Extracted data entries
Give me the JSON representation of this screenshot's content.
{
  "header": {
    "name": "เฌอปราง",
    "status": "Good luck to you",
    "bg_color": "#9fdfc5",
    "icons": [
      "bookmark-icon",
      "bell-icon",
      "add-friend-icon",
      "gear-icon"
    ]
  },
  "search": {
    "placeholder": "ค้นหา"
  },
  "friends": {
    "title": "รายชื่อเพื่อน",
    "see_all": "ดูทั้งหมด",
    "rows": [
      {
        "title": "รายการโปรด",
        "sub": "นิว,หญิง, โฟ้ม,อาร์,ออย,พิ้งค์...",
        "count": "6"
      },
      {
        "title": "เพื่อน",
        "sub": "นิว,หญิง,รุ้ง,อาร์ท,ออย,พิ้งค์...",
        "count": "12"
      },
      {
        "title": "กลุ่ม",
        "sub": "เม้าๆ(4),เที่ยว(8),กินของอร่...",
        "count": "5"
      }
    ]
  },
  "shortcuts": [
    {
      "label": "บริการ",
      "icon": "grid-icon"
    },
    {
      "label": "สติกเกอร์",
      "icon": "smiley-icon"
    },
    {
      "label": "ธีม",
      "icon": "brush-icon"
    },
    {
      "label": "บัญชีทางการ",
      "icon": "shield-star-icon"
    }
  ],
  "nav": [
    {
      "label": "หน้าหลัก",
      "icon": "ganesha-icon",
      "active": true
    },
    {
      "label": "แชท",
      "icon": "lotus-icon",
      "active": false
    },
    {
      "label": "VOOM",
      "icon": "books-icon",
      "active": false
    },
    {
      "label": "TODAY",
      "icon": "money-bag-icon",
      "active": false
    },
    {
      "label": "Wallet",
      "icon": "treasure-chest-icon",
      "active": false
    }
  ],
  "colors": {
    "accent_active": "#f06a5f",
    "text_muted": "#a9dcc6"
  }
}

What is expected:
State the count of lines that contain the string "title". Nothing else is needed.

Right answer:
4